▶ _ENTRIES PROVIDED_:
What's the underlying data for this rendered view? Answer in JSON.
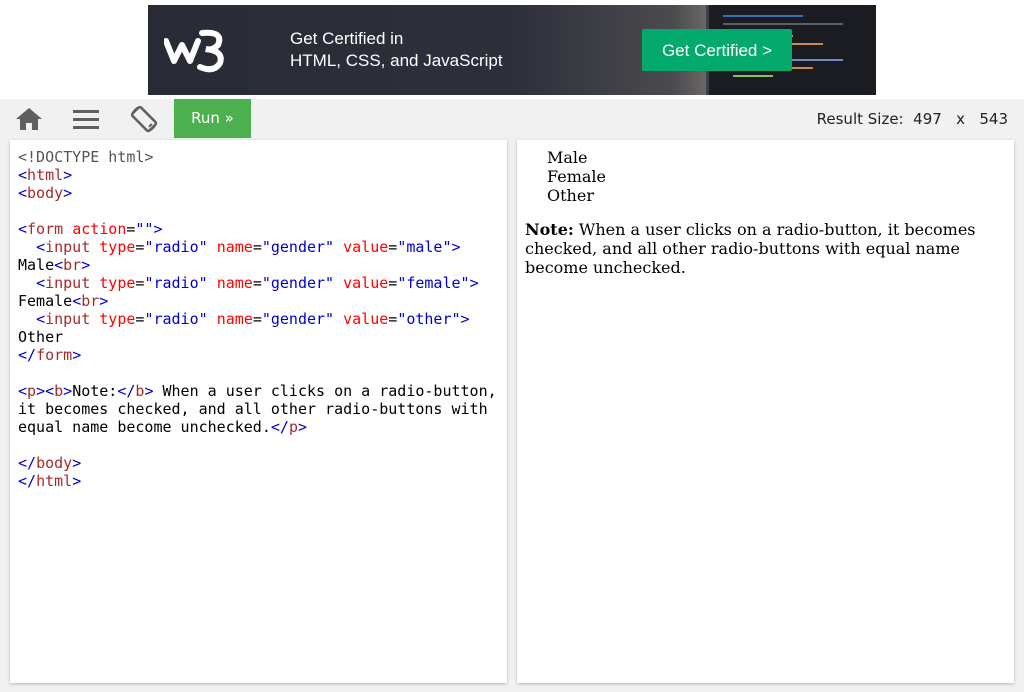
{
  "ad": {
    "line1": "Get Certified in",
    "line2": "HTML, CSS, and JavaScript",
    "cta": "Get Certified >",
    "logo": "w3",
    "colors": {
      "banner": "#282a35",
      "cta": "#04aa6d"
    }
  },
  "toolbar": {
    "run_label": "Run »",
    "result_size_label": "Result Size:",
    "result_width": "497",
    "result_x": "x",
    "result_height": "543",
    "icons": [
      "home-icon",
      "menu-icon",
      "rotate-icon"
    ],
    "colors": {
      "run": "#4caf50",
      "bar": "#f1f1f1"
    }
  },
  "editor": {
    "lines": [
      [
        [
          "meta",
          "<!DOCTYPE html>"
        ]
      ],
      [
        [
          "br",
          "<"
        ],
        [
          "tag",
          "html"
        ],
        [
          "br",
          ">"
        ]
      ],
      [
        [
          "br",
          "<"
        ],
        [
          "tag",
          "body"
        ],
        [
          "br",
          ">"
        ]
      ],
      [],
      [
        [
          "br",
          "<"
        ],
        [
          "tag",
          "form"
        ],
        [
          "text",
          " "
        ],
        [
          "attr",
          "action"
        ],
        [
          "text",
          "="
        ],
        [
          "val",
          "\"\""
        ],
        [
          "br",
          ">"
        ]
      ],
      [
        [
          "text",
          "  "
        ],
        [
          "br",
          "<"
        ],
        [
          "tag",
          "input"
        ],
        [
          "text",
          " "
        ],
        [
          "attr",
          "type"
        ],
        [
          "text",
          "="
        ],
        [
          "val",
          "\"radio\""
        ],
        [
          "text",
          " "
        ],
        [
          "attr",
          "name"
        ],
        [
          "text",
          "="
        ],
        [
          "val",
          "\"gender\""
        ],
        [
          "text",
          " "
        ],
        [
          "attr",
          "value"
        ],
        [
          "text",
          "="
        ],
        [
          "val",
          "\"male\""
        ],
        [
          "br",
          ">"
        ]
      ],
      [
        [
          "text",
          "Male"
        ],
        [
          "br",
          "<"
        ],
        [
          "tag",
          "br"
        ],
        [
          "br",
          ">"
        ]
      ],
      [
        [
          "text",
          "  "
        ],
        [
          "br",
          "<"
        ],
        [
          "tag",
          "input"
        ],
        [
          "text",
          " "
        ],
        [
          "attr",
          "type"
        ],
        [
          "text",
          "="
        ],
        [
          "val",
          "\"radio\""
        ],
        [
          "text",
          " "
        ],
        [
          "attr",
          "name"
        ],
        [
          "text",
          "="
        ],
        [
          "val",
          "\"gender\""
        ],
        [
          "text",
          " "
        ],
        [
          "attr",
          "value"
        ],
        [
          "text",
          "="
        ],
        [
          "val",
          "\"female\""
        ],
        [
          "br",
          ">"
        ]
      ],
      [
        [
          "text",
          "Female"
        ],
        [
          "br",
          "<"
        ],
        [
          "tag",
          "br"
        ],
        [
          "br",
          ">"
        ]
      ],
      [
        [
          "text",
          "  "
        ],
        [
          "br",
          "<"
        ],
        [
          "tag",
          "input"
        ],
        [
          "text",
          " "
        ],
        [
          "attr",
          "type"
        ],
        [
          "text",
          "="
        ],
        [
          "val",
          "\"radio\""
        ],
        [
          "text",
          " "
        ],
        [
          "attr",
          "name"
        ],
        [
          "text",
          "="
        ],
        [
          "val",
          "\"gender\""
        ],
        [
          "text",
          " "
        ],
        [
          "attr",
          "value"
        ],
        [
          "text",
          "="
        ],
        [
          "val",
          "\"other\""
        ],
        [
          "br",
          ">"
        ]
      ],
      [
        [
          "text",
          "Other"
        ]
      ],
      [
        [
          "br",
          "</"
        ],
        [
          "tag",
          "form"
        ],
        [
          "br",
          ">"
        ]
      ],
      [],
      [
        [
          "br",
          "<"
        ],
        [
          "tag",
          "p"
        ],
        [
          "br",
          "><"
        ],
        [
          "tag",
          "b"
        ],
        [
          "br",
          ">"
        ],
        [
          "text",
          "Note:"
        ],
        [
          "br",
          "</"
        ],
        [
          "tag",
          "b"
        ],
        [
          "br",
          ">"
        ],
        [
          "text",
          " When a user clicks on a radio-button,"
        ]
      ],
      [
        [
          "text",
          "it becomes checked, and all other radio-buttons with"
        ]
      ],
      [
        [
          "text",
          "equal name become unchecked."
        ],
        [
          "br",
          "</"
        ],
        [
          "tag",
          "p"
        ],
        [
          "br",
          ">"
        ]
      ],
      [],
      [
        [
          "br",
          "</"
        ],
        [
          "tag",
          "body"
        ],
        [
          "br",
          ">"
        ]
      ],
      [
        [
          "br",
          "</"
        ],
        [
          "tag",
          "html"
        ],
        [
          "br",
          ">"
        ]
      ]
    ]
  },
  "result": {
    "options": [
      {
        "label": "Male",
        "value": "male"
      },
      {
        "label": "Female",
        "value": "female"
      },
      {
        "label": "Other",
        "value": "other"
      }
    ],
    "note_label": "Note:",
    "note_text": " When a user clicks on a radio-button, it becomes checked, and all other radio-buttons with equal name become unchecked."
  }
}
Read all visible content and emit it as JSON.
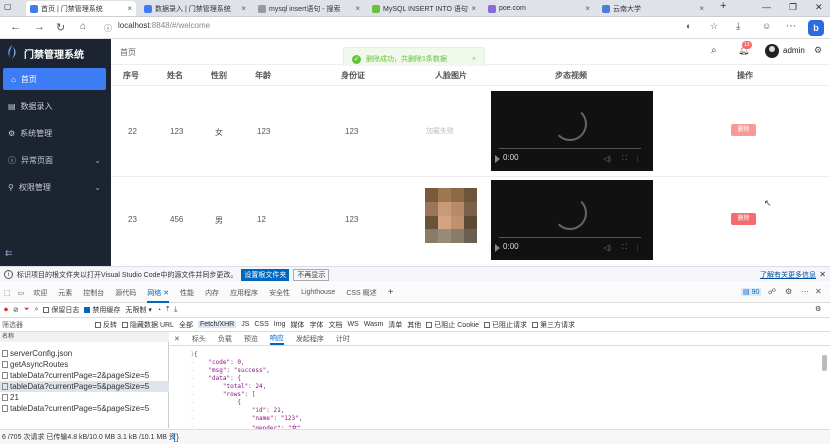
{
  "browser": {
    "tabs": [
      {
        "title": "首页 | 门禁管理系统",
        "active": true,
        "fav_color": "#3d7cf5"
      },
      {
        "title": "数据录入 | 门禁管理系统",
        "active": false,
        "fav_color": "#3d7cf5"
      },
      {
        "title": "mysql insert语句 - 搜索",
        "active": false,
        "fav_color": "#999999"
      },
      {
        "title": "MySQL INSERT INTO 语句",
        "active": false,
        "fav_color": "#6fbf3c"
      },
      {
        "title": "poe.com",
        "active": false,
        "fav_color": "#8a6bd6"
      },
      {
        "title": "云南大学",
        "active": false,
        "fav_color": "#4a7fd8"
      }
    ],
    "new_tab": "+",
    "window_controls": [
      "—",
      "❐",
      "✕"
    ],
    "url_host": "localhost",
    "url_rest": ":8848/#/welcome"
  },
  "app": {
    "title": "门禁管理系统",
    "menu": [
      {
        "label": "首页",
        "icon": "home-icon",
        "active": true,
        "chevron": false
      },
      {
        "label": "数据录入",
        "icon": "data-entry-icon",
        "active": false,
        "chevron": false
      },
      {
        "label": "系统管理",
        "icon": "settings-icon",
        "active": false,
        "chevron": false
      },
      {
        "label": "异常页面",
        "icon": "error-page-icon",
        "active": false,
        "chevron": true
      },
      {
        "label": "权限管理",
        "icon": "permission-icon",
        "active": false,
        "chevron": true
      }
    ],
    "breadcrumb": "首页",
    "user": "admin",
    "badge": "13"
  },
  "toast": {
    "message": "删除成功，共删除1条数据"
  },
  "table": {
    "headers": [
      "序号",
      "姓名",
      "性别",
      "年龄",
      "身份证",
      "人脸图片",
      "步态视频",
      "操作"
    ],
    "rows": [
      {
        "id": "22",
        "name": "123",
        "gender": "女",
        "age": "123",
        "idcard": "123",
        "image": "加载失败",
        "video_time": "0:00",
        "action": "删除"
      },
      {
        "id": "23",
        "name": "456",
        "gender": "男",
        "age": "12",
        "idcard": "123",
        "image": "",
        "video_time": "0:00",
        "action": "删除"
      }
    ]
  },
  "notification": {
    "text": "标识项目的根文件夹以打开Visual Studio Code中的源文件并同步更改。",
    "primary": "设置根文件夹",
    "secondary": "不再显示",
    "more": "了解有关更多信息"
  },
  "devtools": {
    "tabs": [
      "欢迎",
      "元素",
      "控制台",
      "源代码",
      "网络",
      "性能",
      "内存",
      "应用程序",
      "安全性",
      "Lighthouse",
      "CSS 概述"
    ],
    "active_tab": "网络",
    "issue_count": "90",
    "netbar": {
      "preserve_log": "保留日志",
      "disable_cache": "禁用缓存",
      "throttle": "无限制"
    },
    "filter": {
      "placeholder": "筛选器",
      "invert": "反转",
      "hide_data_urls": "隐藏数据 URL",
      "types": [
        "全部",
        "Fetch/XHR",
        "JS",
        "CSS",
        "Img",
        "媒体",
        "字体",
        "文档",
        "WS",
        "Wasm",
        "清单",
        "其他"
      ],
      "selected_type": "Fetch/XHR",
      "blocked_cookies": "已阻止 Cookie",
      "blocked_requests": "已阻止请求",
      "third_party": "第三方请求"
    },
    "request_header": "名称",
    "requests": [
      {
        "name": "serverConfig.json",
        "selected": false
      },
      {
        "name": "getAsyncRoutes",
        "selected": false
      },
      {
        "name": "tableData?currentPage=2&pageSize=5",
        "selected": false
      },
      {
        "name": "tableData?currentPage=5&pageSize=5",
        "selected": true
      },
      {
        "name": "21",
        "selected": false
      },
      {
        "name": "tableData?currentPage=5&pageSize=5",
        "selected": false
      }
    ],
    "detail_tabs": [
      "标头",
      "负载",
      "预览",
      "响应",
      "发起程序",
      "计时"
    ],
    "active_detail": "响应",
    "code_lines": [
      "{",
      "    \"code\": 0,",
      "    \"msg\": \"success\",",
      "    \"data\": {",
      "        \"total\": 24,",
      "        \"rows\": [",
      "            {",
      "                \"id\": 21,",
      "                \"name\": \"123\",",
      "                \"gender\": \"女\","
    ],
    "line_numbers": [
      "1",
      "-",
      "-",
      "-",
      "-",
      "-",
      "-",
      "-",
      "-",
      "-"
    ],
    "status": "6 /705 次请求  已传输4.8 kB/10.0 MB  3.1 kB /10.1 MB 资"
  }
}
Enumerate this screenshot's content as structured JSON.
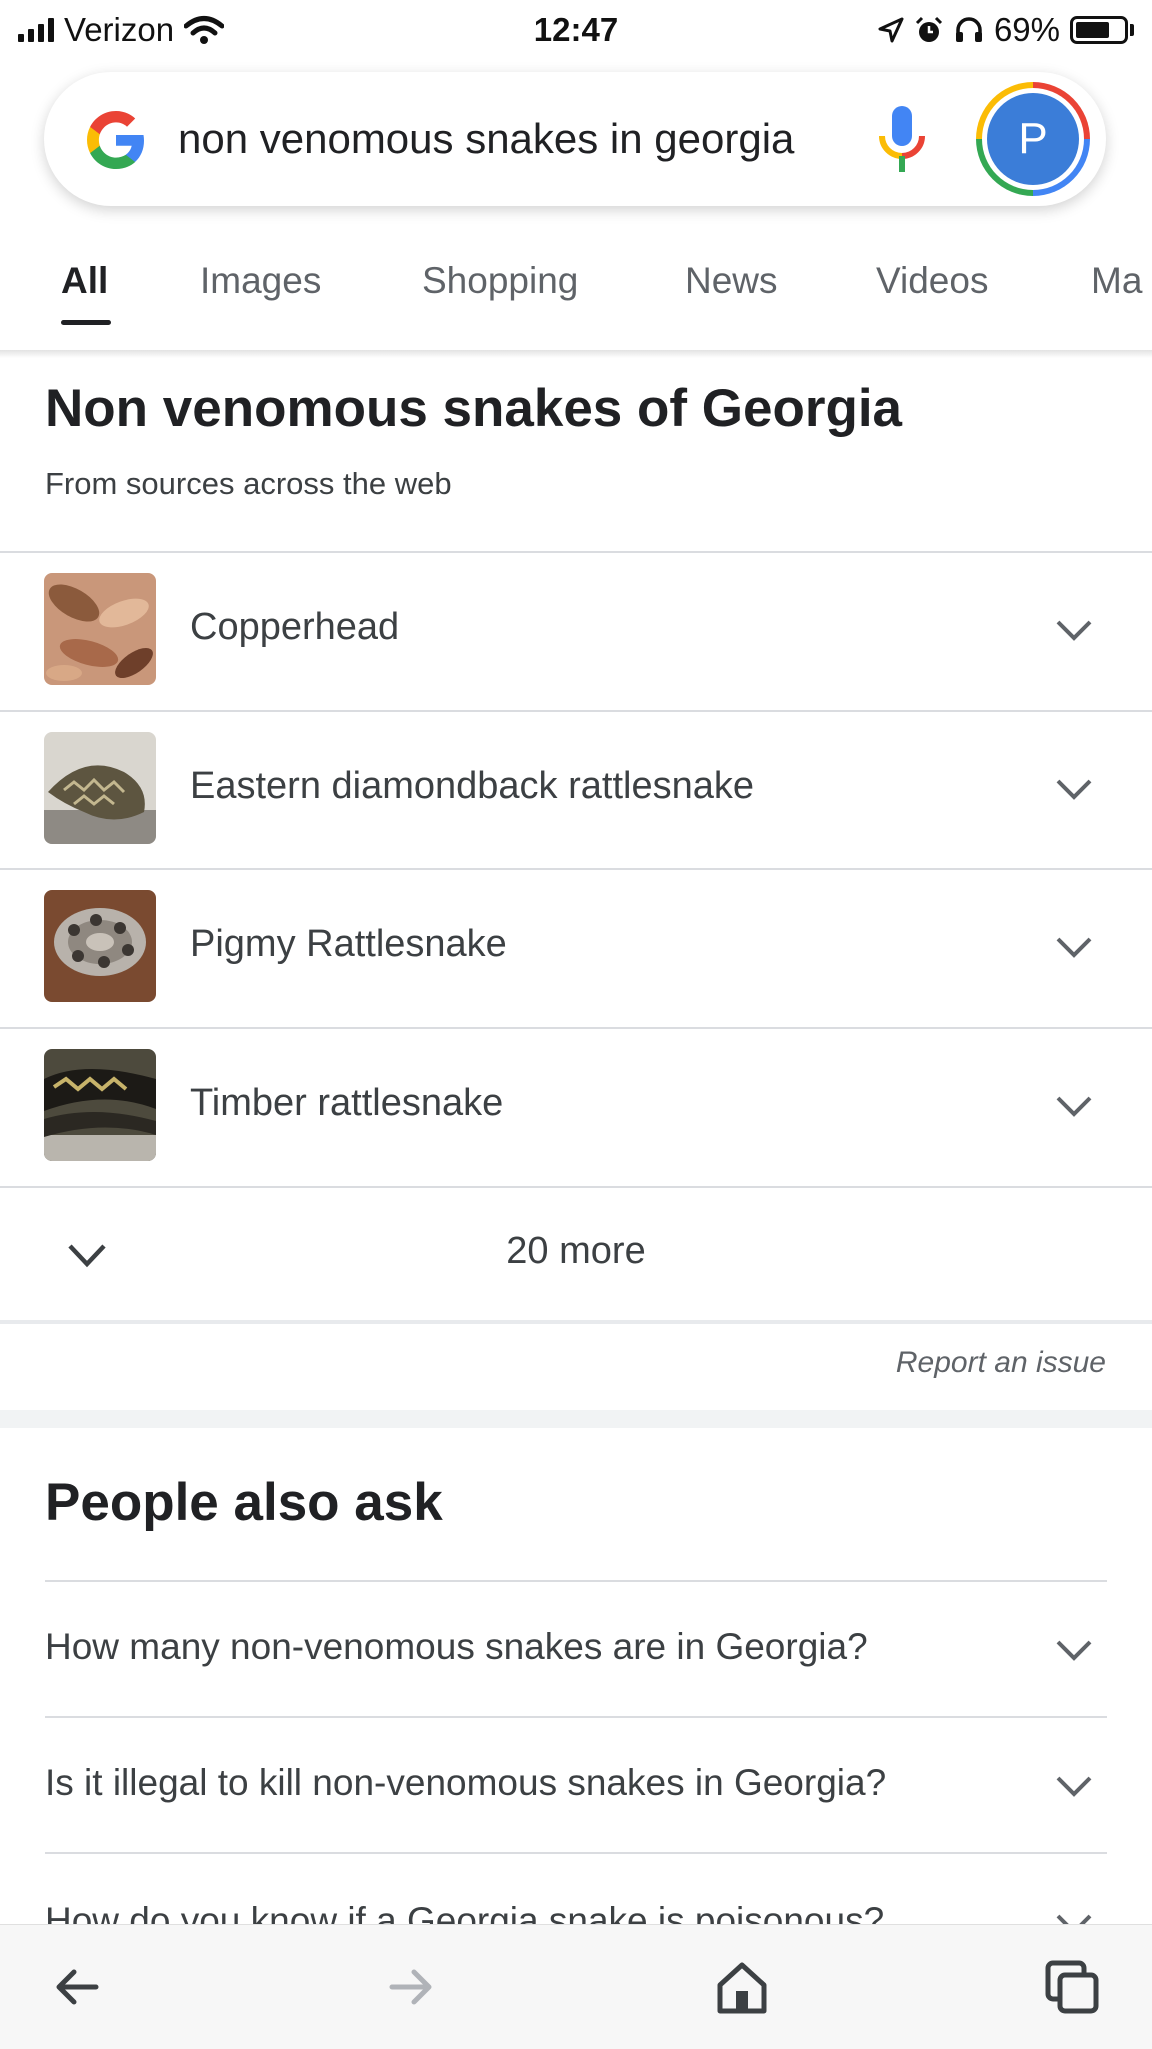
{
  "status_bar": {
    "carrier": "Verizon",
    "time": "12:47",
    "battery": "69%",
    "battery_level": 0.69
  },
  "search": {
    "query": "non venomous snakes in georgia",
    "avatar_letter": "P"
  },
  "tabs": [
    {
      "label": "All",
      "active": true
    },
    {
      "label": "Images"
    },
    {
      "label": "Shopping"
    },
    {
      "label": "News"
    },
    {
      "label": "Videos"
    },
    {
      "label": "Ma"
    }
  ],
  "knowledge": {
    "title": "Non venomous snakes of Georgia",
    "subtitle": "From sources across the web",
    "items": [
      {
        "label": "Copperhead",
        "thumb": "copperhead-photo"
      },
      {
        "label": "Eastern diamondback rattlesnake",
        "thumb": "diamondback-photo"
      },
      {
        "label": "Pigmy Rattlesnake",
        "thumb": "pigmy-rattlesnake-photo"
      },
      {
        "label": "Timber rattlesnake",
        "thumb": "timber-rattlesnake-photo"
      }
    ],
    "more_label": "20 more",
    "report_label": "Report an issue"
  },
  "paa": {
    "title": "People also ask",
    "questions": [
      "How many non-venomous snakes are in Georgia?",
      "Is it illegal to kill non-venomous snakes in Georgia?",
      "How do you know if a Georgia snake is poisonous?"
    ]
  },
  "icons": {
    "google_logo": "google-logo-icon",
    "mic": "mic-icon",
    "expand": "chevron-down-icon",
    "back": "back-arrow-icon",
    "forward": "forward-arrow-icon",
    "home": "home-icon",
    "tabs": "tabs-icon"
  },
  "colors": {
    "google_blue": "#4285f4",
    "google_red": "#ea4335",
    "google_yellow": "#fbbc05",
    "google_green": "#34a853",
    "avatar": "#3b7dd8"
  }
}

▶ _STATED PROBLEM_: Identify how many lines in the entries above include the string "arrow", then state that number alone.

▶ _TASK RESPONSE_: 2